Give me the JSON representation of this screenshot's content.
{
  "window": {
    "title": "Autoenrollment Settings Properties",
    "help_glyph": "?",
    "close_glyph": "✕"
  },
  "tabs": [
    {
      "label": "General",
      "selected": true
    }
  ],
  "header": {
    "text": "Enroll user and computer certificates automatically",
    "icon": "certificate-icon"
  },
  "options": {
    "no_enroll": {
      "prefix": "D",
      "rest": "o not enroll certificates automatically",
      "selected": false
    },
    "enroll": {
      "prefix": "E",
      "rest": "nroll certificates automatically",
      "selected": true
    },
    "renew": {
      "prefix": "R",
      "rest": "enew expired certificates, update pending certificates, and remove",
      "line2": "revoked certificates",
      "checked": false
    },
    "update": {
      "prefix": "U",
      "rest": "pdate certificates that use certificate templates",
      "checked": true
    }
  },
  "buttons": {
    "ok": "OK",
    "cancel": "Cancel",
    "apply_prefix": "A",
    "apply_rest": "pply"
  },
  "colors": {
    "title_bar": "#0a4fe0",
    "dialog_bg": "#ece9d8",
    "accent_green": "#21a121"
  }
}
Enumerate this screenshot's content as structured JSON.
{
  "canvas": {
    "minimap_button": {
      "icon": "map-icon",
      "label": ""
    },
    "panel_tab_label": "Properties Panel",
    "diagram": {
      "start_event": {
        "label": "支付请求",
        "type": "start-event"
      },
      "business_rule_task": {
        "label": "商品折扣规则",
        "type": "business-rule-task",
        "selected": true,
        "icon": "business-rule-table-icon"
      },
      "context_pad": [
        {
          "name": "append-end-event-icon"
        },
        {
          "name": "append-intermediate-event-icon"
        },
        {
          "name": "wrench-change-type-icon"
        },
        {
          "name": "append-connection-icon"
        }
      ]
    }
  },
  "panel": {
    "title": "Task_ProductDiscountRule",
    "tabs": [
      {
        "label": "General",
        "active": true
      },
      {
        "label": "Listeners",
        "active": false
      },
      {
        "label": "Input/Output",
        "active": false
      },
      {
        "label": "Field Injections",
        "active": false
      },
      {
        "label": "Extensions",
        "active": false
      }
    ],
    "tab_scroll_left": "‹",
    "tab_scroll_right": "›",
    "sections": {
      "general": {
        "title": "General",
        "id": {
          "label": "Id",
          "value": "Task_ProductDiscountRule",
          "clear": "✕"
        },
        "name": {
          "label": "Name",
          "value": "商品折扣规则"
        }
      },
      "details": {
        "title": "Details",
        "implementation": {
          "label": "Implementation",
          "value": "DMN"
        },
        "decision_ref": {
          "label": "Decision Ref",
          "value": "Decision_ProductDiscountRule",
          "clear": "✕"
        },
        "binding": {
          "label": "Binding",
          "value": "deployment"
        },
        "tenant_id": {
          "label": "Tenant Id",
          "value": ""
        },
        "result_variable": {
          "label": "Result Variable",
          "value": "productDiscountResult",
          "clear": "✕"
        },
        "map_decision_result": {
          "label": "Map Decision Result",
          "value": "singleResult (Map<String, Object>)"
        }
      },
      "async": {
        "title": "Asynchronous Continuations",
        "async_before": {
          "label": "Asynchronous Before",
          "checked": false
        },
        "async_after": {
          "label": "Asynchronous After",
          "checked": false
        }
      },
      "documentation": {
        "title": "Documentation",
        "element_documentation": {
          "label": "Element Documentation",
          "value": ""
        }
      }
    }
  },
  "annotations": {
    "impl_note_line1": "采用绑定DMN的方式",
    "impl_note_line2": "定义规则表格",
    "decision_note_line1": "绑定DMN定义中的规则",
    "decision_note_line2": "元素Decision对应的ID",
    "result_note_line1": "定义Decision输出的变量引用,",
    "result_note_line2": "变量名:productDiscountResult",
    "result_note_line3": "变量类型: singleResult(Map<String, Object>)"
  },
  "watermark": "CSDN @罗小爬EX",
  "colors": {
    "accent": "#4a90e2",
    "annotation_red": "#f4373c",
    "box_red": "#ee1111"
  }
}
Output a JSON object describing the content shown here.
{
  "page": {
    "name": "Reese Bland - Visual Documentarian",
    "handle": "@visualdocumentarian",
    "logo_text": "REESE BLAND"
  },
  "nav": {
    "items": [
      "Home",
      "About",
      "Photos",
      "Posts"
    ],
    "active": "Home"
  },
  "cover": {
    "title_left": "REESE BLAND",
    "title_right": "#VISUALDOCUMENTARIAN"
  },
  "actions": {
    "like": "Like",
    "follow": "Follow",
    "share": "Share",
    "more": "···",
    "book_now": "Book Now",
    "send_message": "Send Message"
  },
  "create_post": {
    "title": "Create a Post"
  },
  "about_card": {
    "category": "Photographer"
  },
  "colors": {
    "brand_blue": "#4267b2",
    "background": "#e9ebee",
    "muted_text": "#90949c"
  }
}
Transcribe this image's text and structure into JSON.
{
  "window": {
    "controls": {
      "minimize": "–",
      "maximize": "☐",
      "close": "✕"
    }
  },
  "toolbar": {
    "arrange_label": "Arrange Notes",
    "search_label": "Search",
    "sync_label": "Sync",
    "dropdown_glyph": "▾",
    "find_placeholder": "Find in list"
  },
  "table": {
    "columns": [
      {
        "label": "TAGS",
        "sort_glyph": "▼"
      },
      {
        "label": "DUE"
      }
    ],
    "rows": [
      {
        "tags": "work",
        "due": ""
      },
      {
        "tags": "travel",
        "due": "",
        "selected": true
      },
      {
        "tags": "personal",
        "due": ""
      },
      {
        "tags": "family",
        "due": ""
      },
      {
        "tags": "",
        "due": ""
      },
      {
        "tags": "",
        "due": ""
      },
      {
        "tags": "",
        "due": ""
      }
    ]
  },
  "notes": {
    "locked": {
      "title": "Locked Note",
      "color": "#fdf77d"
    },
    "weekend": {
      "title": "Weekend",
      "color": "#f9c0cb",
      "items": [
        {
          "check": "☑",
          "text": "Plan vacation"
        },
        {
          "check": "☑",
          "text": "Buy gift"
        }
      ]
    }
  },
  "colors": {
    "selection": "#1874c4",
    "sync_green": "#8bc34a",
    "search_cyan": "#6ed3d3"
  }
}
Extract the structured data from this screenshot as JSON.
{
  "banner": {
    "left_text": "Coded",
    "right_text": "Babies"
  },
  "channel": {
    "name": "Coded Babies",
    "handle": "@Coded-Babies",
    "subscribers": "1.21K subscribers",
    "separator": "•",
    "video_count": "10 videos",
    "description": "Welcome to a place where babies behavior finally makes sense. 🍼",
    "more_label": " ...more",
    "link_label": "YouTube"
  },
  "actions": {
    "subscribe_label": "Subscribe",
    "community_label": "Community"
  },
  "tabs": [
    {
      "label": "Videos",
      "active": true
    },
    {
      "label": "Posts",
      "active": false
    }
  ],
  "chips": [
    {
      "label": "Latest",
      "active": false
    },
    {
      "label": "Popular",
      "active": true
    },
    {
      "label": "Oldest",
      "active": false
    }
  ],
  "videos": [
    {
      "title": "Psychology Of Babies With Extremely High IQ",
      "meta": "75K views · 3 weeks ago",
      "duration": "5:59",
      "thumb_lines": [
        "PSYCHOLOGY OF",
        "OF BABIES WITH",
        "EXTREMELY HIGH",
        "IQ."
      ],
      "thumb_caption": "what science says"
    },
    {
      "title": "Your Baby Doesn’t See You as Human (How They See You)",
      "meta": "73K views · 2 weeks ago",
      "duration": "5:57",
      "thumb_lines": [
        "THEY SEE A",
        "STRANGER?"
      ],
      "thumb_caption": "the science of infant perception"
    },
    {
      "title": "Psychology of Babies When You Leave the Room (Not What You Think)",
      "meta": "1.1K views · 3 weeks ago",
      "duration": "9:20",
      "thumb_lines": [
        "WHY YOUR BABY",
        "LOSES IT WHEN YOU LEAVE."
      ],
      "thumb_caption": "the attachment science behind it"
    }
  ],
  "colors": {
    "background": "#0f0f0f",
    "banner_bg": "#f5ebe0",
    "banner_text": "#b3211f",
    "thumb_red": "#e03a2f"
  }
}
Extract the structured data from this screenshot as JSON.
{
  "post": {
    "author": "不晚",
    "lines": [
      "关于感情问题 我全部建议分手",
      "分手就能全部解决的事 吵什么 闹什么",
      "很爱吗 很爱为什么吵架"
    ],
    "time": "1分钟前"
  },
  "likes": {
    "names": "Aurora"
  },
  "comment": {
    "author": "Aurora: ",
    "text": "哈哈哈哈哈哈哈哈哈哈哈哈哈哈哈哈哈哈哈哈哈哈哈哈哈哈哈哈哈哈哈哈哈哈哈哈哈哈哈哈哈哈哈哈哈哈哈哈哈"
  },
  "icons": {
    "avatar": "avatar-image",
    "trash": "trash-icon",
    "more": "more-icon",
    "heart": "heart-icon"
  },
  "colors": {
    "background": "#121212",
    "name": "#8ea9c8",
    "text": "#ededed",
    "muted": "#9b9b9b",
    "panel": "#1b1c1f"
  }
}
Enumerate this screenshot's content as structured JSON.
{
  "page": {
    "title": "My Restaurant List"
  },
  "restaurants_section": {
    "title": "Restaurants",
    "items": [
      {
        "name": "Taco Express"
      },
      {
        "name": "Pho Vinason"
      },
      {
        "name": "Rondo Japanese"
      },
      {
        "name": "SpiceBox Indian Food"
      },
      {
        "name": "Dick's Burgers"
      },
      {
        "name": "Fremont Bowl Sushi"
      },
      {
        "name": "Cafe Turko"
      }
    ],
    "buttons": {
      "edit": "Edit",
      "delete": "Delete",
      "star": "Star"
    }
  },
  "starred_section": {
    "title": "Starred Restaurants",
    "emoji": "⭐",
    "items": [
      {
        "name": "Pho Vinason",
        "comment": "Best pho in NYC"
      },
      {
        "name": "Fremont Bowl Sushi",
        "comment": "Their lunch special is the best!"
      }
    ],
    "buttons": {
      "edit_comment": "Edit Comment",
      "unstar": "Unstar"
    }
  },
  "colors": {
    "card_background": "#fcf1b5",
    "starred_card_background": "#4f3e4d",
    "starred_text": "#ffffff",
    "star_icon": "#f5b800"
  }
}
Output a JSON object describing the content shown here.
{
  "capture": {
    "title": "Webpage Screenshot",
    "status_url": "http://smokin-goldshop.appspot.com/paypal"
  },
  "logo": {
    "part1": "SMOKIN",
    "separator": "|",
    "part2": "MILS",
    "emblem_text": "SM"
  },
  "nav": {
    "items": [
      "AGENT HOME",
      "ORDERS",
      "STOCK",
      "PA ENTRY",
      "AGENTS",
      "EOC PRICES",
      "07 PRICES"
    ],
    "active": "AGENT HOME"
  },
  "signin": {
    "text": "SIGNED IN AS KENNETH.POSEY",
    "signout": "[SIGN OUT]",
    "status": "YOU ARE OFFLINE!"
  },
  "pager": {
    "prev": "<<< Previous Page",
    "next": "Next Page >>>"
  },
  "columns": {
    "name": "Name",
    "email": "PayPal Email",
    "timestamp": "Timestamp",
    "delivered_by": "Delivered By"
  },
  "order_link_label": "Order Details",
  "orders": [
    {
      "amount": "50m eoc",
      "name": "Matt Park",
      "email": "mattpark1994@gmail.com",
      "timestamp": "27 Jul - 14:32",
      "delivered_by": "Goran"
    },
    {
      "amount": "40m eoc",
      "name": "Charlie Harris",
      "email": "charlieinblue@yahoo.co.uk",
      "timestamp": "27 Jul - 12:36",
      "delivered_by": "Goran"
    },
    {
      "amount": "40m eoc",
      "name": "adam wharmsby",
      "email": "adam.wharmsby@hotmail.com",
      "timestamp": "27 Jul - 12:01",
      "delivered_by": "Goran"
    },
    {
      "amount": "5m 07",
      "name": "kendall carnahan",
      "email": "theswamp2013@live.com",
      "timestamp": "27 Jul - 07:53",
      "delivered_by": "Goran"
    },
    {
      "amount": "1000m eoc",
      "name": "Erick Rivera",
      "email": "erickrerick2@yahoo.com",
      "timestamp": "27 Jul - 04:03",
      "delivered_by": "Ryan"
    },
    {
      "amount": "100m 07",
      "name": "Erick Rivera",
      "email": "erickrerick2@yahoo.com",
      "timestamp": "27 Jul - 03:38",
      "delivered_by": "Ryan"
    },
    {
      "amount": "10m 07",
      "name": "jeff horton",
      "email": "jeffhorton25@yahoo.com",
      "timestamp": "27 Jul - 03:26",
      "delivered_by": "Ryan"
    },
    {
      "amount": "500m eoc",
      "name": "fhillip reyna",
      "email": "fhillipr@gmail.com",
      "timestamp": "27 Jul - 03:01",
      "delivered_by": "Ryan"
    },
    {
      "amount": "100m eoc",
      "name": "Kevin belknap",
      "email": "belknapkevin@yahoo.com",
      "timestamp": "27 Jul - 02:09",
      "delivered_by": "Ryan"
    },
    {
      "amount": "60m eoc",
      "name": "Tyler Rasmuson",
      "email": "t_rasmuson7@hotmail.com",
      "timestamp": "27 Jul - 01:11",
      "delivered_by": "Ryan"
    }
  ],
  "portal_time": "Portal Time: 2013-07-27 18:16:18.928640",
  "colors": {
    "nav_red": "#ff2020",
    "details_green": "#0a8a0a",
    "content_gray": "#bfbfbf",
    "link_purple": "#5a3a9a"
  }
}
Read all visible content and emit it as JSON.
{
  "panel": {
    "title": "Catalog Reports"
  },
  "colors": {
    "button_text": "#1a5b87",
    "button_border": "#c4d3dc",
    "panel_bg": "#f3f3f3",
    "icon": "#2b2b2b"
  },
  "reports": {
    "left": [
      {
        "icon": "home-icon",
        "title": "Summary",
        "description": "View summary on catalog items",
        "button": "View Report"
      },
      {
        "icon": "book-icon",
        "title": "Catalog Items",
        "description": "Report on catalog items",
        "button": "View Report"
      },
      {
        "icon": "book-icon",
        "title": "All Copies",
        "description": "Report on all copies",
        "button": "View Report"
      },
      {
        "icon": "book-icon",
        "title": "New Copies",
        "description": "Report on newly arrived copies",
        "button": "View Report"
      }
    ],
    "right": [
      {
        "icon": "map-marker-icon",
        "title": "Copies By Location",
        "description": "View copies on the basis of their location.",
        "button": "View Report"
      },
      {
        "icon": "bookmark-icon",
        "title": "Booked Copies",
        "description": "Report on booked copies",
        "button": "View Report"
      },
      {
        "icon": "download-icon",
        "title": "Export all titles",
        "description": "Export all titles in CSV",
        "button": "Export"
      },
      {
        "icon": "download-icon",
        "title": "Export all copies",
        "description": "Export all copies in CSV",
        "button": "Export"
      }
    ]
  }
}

○ ○ ○ ○

*GIVEN REQUEST*. Read through the lines above and collect those that contain the string "certificates".

*FINISHED ANSWER*.
    "text": "Enroll user and computer certificates automatically",
      "rest": "o not enroll certificates automatically",
      "rest": "nroll certificates automatically",
      "rest": "enew expired certificates, update pending certificates, and remove",
      "line2": "revoked certificates",
      "rest": "pdate certificates that use certificate templates",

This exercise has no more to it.